◆ **The problem**
Your task is to print all of the data word for word.

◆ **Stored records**
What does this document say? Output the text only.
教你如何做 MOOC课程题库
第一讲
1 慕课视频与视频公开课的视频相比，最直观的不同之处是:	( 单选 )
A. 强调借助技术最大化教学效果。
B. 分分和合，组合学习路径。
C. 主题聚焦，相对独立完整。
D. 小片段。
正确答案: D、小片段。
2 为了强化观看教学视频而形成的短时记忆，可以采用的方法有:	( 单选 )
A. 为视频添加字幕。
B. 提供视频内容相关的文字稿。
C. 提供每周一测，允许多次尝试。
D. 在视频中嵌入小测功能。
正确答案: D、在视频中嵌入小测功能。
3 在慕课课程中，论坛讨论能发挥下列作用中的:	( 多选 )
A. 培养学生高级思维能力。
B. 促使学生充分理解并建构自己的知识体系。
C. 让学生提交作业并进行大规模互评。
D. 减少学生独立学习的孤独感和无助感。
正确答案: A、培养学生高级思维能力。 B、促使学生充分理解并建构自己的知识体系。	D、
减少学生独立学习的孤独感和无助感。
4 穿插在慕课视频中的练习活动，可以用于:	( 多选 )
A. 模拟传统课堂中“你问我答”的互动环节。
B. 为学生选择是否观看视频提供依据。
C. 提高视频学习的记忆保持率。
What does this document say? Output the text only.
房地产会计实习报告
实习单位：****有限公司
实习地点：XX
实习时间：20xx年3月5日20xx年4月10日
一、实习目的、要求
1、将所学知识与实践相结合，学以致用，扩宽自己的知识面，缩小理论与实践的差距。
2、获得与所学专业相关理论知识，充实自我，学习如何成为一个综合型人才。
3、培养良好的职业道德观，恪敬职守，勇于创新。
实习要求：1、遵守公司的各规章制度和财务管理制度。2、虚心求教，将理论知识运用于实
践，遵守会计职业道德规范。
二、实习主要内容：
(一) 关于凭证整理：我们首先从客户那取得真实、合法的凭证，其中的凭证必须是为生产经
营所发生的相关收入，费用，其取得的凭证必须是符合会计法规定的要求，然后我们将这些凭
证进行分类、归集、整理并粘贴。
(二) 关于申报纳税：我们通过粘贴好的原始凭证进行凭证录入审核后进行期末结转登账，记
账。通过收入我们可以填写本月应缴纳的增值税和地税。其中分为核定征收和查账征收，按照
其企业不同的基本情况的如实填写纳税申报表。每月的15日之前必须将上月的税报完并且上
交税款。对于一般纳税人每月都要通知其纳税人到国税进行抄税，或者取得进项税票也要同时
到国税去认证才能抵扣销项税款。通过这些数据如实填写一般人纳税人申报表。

◆ **Full output**
What does this document say? Output the text only.
教你如何做 MOOC课程题库
第一讲
1 慕课视频与视频公开课的视频相比，最直观的不同之处是:	( 单选 )
A. 强调借助技术最大化教学效果。
B. 分分和合，组合学习路径。
C. 主题聚焦，相对独立完整。
D. 小片段。
正确答案: D、小片段。
2 为了强化观看教学视频而形成的短时记忆，可以采用的方法有:	( 单选 )
A. 为视频添加字幕。
B. 提供视频内容相关的文字稿。
C. 提供每周一测，允许多次尝试。
D. 在视频中嵌入小测功能。
正确答案: D、在视频中嵌入小测功能。
3 在慕课课程中，论坛讨论能发挥下列作用中的:	( 多选 )
A. 培养学生高级思维能力。
B. 促使学生充分理解并建构自己的知识体系。
C. 让学生提交作业并进行大规模互评。
D. 减少学生独立学习的孤独感和无助感。
正确答案: A、培养学生高级思维能力。 B、促使学生充分理解并建构自己的知识体系。	D、
减少学生独立学习的孤独感和无助感。
4 穿插在慕课视频中的练习活动，可以用于:	( 多选 )
A. 模拟传统课堂中“你问我答”的互动环节。
B. 为学生选择是否观看视频提供依据。
C. 提高视频学习的记忆保持率。
What does this document say? Output the text only.
房地产会计实习报告
实习单位：****有限公司
实习地点：XX
实习时间：20xx年3月5日20xx年4月10日
一、实习目的、要求
1、将所学知识与实践相结合，学以致用，扩宽自己的知识面，缩小理论与实践的差距。
2、获得与所学专业相关理论知识，充实自我，学习如何成为一个综合型人才。
3、培养良好的职业道德观，恪敬职守，勇于创新。
实习要求：1、遵守公司的各规章制度和财务管理制度。2、虚心求教，将理论知识运用于实
践，遵守会计职业道德规范。
二、实习主要内容：
(一) 关于凭证整理：我们首先从客户那取得真实、合法的凭证，其中的凭证必须是为生产经
营所发生的相关收入，费用，其取得的凭证必须是符合会计法规定的要求，然后我们将这些凭
证进行分类、归集、整理并粘贴。
(二) 关于申报纳税：我们通过粘贴好的原始凭证进行凭证录入审核后进行期末结转登账，记
账。通过收入我们可以填写本月应缴纳的增值税和地税。其中分为核定征收和查账征收，按照
其企业不同的基本情况的如实填写纳税申报表。每月的15日之前必须将上月的税报完并且上
交税款。对于一般纳税人每月都要通知其纳税人到国税进行抄税，或者取得进项税票也要同时
到国税去认证才能抵扣销项税款。通过这些数据如实填写一般人纳税人申报表。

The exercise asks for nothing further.